EXERCISE GOAL. Pictures stay out of the copy; restate everything else in the material exactly.

GIVEN INFORMATION.
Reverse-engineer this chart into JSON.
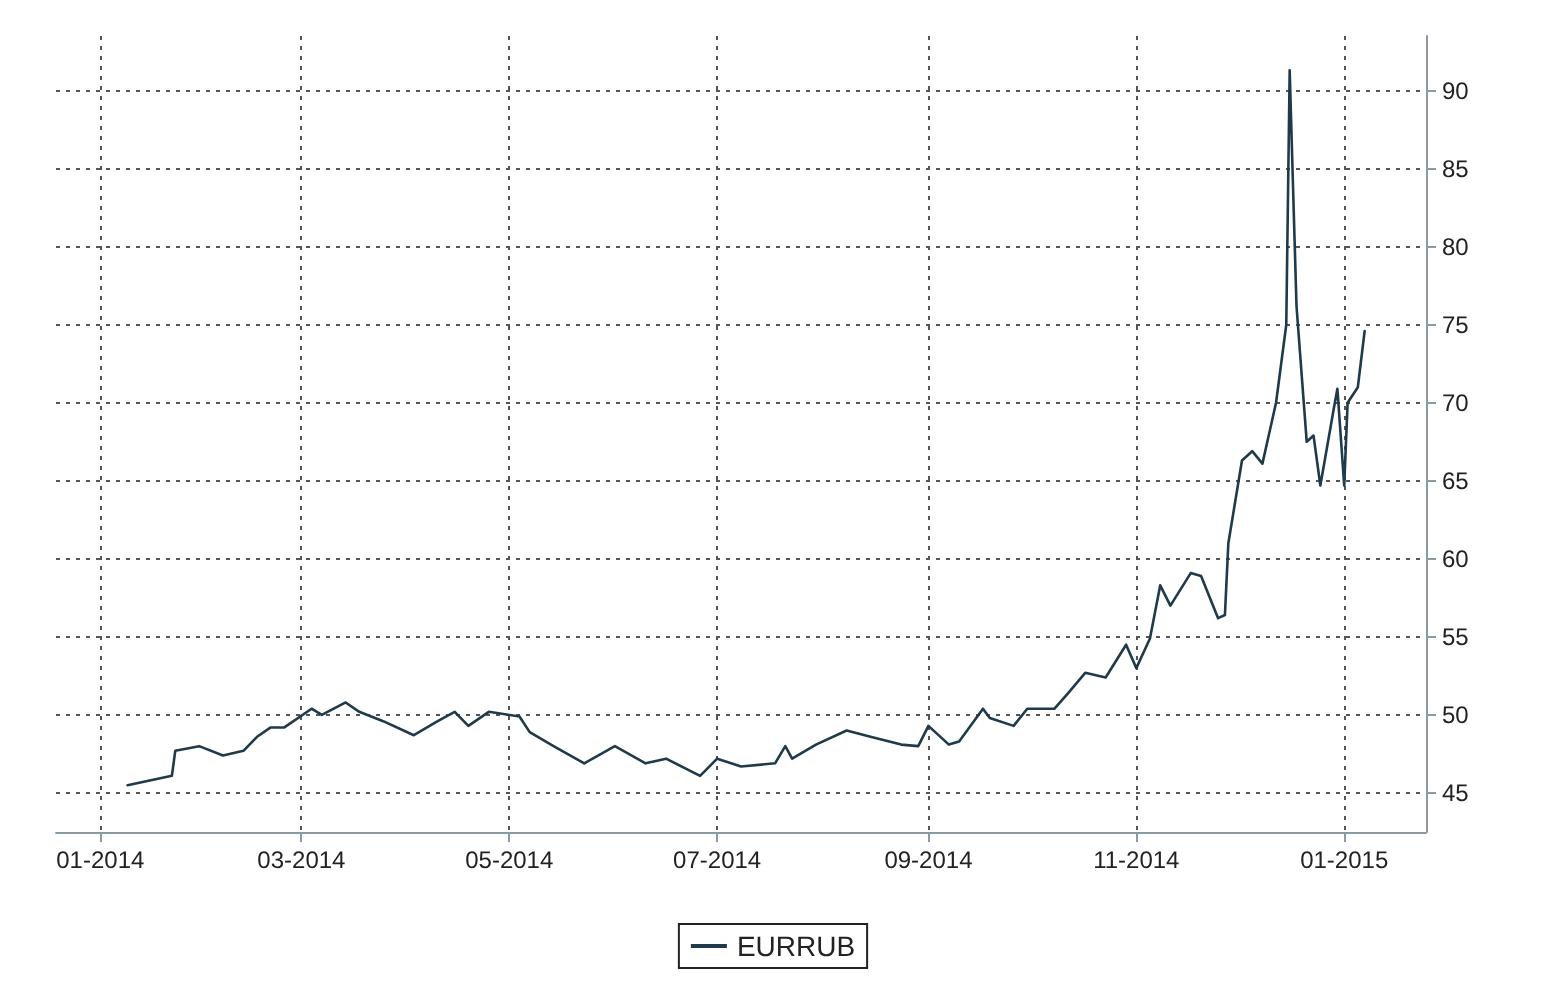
{
  "chart_data": {
    "type": "line",
    "x": [
      "2014-01-09",
      "2014-01-22",
      "2014-01-23",
      "2014-01-30",
      "2014-02-06",
      "2014-02-12",
      "2014-02-16",
      "2014-02-20",
      "2014-02-24",
      "2014-03-04",
      "2014-03-07",
      "2014-03-14",
      "2014-03-18",
      "2014-03-25",
      "2014-04-03",
      "2014-04-10",
      "2014-04-15",
      "2014-04-19",
      "2014-04-25",
      "2014-05-04",
      "2014-05-07",
      "2014-05-14",
      "2014-05-23",
      "2014-06-01",
      "2014-06-10",
      "2014-06-16",
      "2014-06-26",
      "2014-07-01",
      "2014-07-08",
      "2014-07-18",
      "2014-07-21",
      "2014-07-23",
      "2014-07-30",
      "2014-08-08",
      "2014-08-15",
      "2014-08-24",
      "2014-08-29",
      "2014-09-01",
      "2014-09-07",
      "2014-09-10",
      "2014-09-17",
      "2014-09-19",
      "2014-09-26",
      "2014-09-30",
      "2014-10-08",
      "2014-10-12",
      "2014-10-17",
      "2014-10-23",
      "2014-10-29",
      "2014-11-01",
      "2014-11-05",
      "2014-11-08",
      "2014-11-11",
      "2014-11-17",
      "2014-11-20",
      "2014-11-25",
      "2014-11-27",
      "2014-11-28",
      "2014-12-02",
      "2014-12-05",
      "2014-12-08",
      "2014-12-12",
      "2014-12-15",
      "2014-12-16",
      "2014-12-17",
      "2014-12-18",
      "2014-12-21",
      "2014-12-23",
      "2014-12-25",
      "2014-12-29",
      "2014-12-30",
      "2015-01-01",
      "2015-01-02",
      "2015-01-05",
      "2015-01-07"
    ],
    "series": [
      {
        "name": "EURRUB",
        "color": "#1f3a4a",
        "values": [
          45.5,
          46.1,
          47.7,
          48.0,
          47.4,
          47.7,
          48.6,
          49.2,
          49.2,
          50.4,
          50.0,
          50.8,
          50.2,
          49.6,
          48.7,
          49.6,
          50.2,
          49.3,
          50.2,
          49.9,
          48.9,
          48.0,
          46.9,
          48.0,
          46.9,
          47.2,
          46.1,
          47.2,
          46.7,
          46.9,
          48.0,
          47.2,
          48.1,
          49.0,
          48.6,
          48.1,
          48.0,
          49.3,
          48.1,
          48.3,
          50.4,
          49.8,
          49.3,
          50.4,
          50.4,
          51.4,
          52.7,
          52.4,
          54.5,
          53.0,
          54.9,
          58.3,
          57.0,
          59.1,
          58.9,
          56.2,
          56.4,
          61.0,
          66.3,
          66.9,
          66.1,
          70.0,
          75.0,
          91.3,
          83.7,
          76.2,
          67.5,
          67.9,
          64.7,
          69.7,
          70.9,
          64.7,
          70.0,
          71.0,
          74.6
        ]
      }
    ],
    "xlim": [
      "2013-12-19",
      "2015-01-25"
    ],
    "xticks": [
      {
        "value": "2014-01",
        "label": "01-2014"
      },
      {
        "value": "2014-03",
        "label": "03-2014"
      },
      {
        "value": "2014-05",
        "label": "05-2014"
      },
      {
        "value": "2014-07",
        "label": "07-2014"
      },
      {
        "value": "2014-09",
        "label": "09-2014"
      },
      {
        "value": "2014-11",
        "label": "11-2014"
      },
      {
        "value": "2015-01",
        "label": "01-2015"
      }
    ],
    "ylim": [
      42.5,
      93.5
    ],
    "yticks": [
      45,
      50,
      55,
      60,
      65,
      70,
      75,
      80,
      85,
      90
    ],
    "grid": true,
    "legend": "bottom",
    "marker": "none",
    "line_style": "solid"
  }
}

FULL RESPONSE.
Reverse-engineer this chart into JSON.
{
  "chart_data": {
    "type": "line",
    "x": [
      "2014-01-09",
      "2014-01-22",
      "2014-01-23",
      "2014-01-30",
      "2014-02-06",
      "2014-02-12",
      "2014-02-16",
      "2014-02-20",
      "2014-02-24",
      "2014-03-04",
      "2014-03-07",
      "2014-03-14",
      "2014-03-18",
      "2014-03-25",
      "2014-04-03",
      "2014-04-10",
      "2014-04-15",
      "2014-04-19",
      "2014-04-25",
      "2014-05-04",
      "2014-05-07",
      "2014-05-14",
      "2014-05-23",
      "2014-06-01",
      "2014-06-10",
      "2014-06-16",
      "2014-06-26",
      "2014-07-01",
      "2014-07-08",
      "2014-07-18",
      "2014-07-21",
      "2014-07-23",
      "2014-07-30",
      "2014-08-08",
      "2014-08-15",
      "2014-08-24",
      "2014-08-29",
      "2014-09-01",
      "2014-09-07",
      "2014-09-10",
      "2014-09-17",
      "2014-09-19",
      "2014-09-26",
      "2014-09-30",
      "2014-10-08",
      "2014-10-12",
      "2014-10-17",
      "2014-10-23",
      "2014-10-29",
      "2014-11-01",
      "2014-11-05",
      "2014-11-08",
      "2014-11-11",
      "2014-11-17",
      "2014-11-20",
      "2014-11-25",
      "2014-11-27",
      "2014-11-28",
      "2014-12-02",
      "2014-12-05",
      "2014-12-08",
      "2014-12-12",
      "2014-12-15",
      "2014-12-16",
      "2014-12-17",
      "2014-12-18",
      "2014-12-21",
      "2014-12-23",
      "2014-12-25",
      "2014-12-29",
      "2014-12-30",
      "2015-01-01",
      "2015-01-02",
      "2015-01-05",
      "2015-01-07"
    ],
    "series": [
      {
        "name": "EURRUB",
        "color": "#1f3a4a",
        "values": [
          45.5,
          46.1,
          47.7,
          48.0,
          47.4,
          47.7,
          48.6,
          49.2,
          49.2,
          50.4,
          50.0,
          50.8,
          50.2,
          49.6,
          48.7,
          49.6,
          50.2,
          49.3,
          50.2,
          49.9,
          48.9,
          48.0,
          46.9,
          48.0,
          46.9,
          47.2,
          46.1,
          47.2,
          46.7,
          46.9,
          48.0,
          47.2,
          48.1,
          49.0,
          48.6,
          48.1,
          48.0,
          49.3,
          48.1,
          48.3,
          50.4,
          49.8,
          49.3,
          50.4,
          50.4,
          51.4,
          52.7,
          52.4,
          54.5,
          53.0,
          54.9,
          58.3,
          57.0,
          59.1,
          58.9,
          56.2,
          56.4,
          61.0,
          66.3,
          66.9,
          66.1,
          70.0,
          75.0,
          91.3,
          83.7,
          76.2,
          67.5,
          67.9,
          64.7,
          69.7,
          70.9,
          64.7,
          70.0,
          71.0,
          74.6
        ]
      }
    ],
    "xlim": [
      "2013-12-19",
      "2015-01-25"
    ],
    "xticks": [
      {
        "value": "2014-01",
        "label": "01-2014"
      },
      {
        "value": "2014-03",
        "label": "03-2014"
      },
      {
        "value": "2014-05",
        "label": "05-2014"
      },
      {
        "value": "2014-07",
        "label": "07-2014"
      },
      {
        "value": "2014-09",
        "label": "09-2014"
      },
      {
        "value": "2014-11",
        "label": "11-2014"
      },
      {
        "value": "2015-01",
        "label": "01-2015"
      }
    ],
    "ylim": [
      42.5,
      93.5
    ],
    "yticks": [
      45,
      50,
      55,
      60,
      65,
      70,
      75,
      80,
      85,
      90
    ],
    "grid": true,
    "legend": "bottom",
    "marker": "none",
    "line_style": "solid"
  }
}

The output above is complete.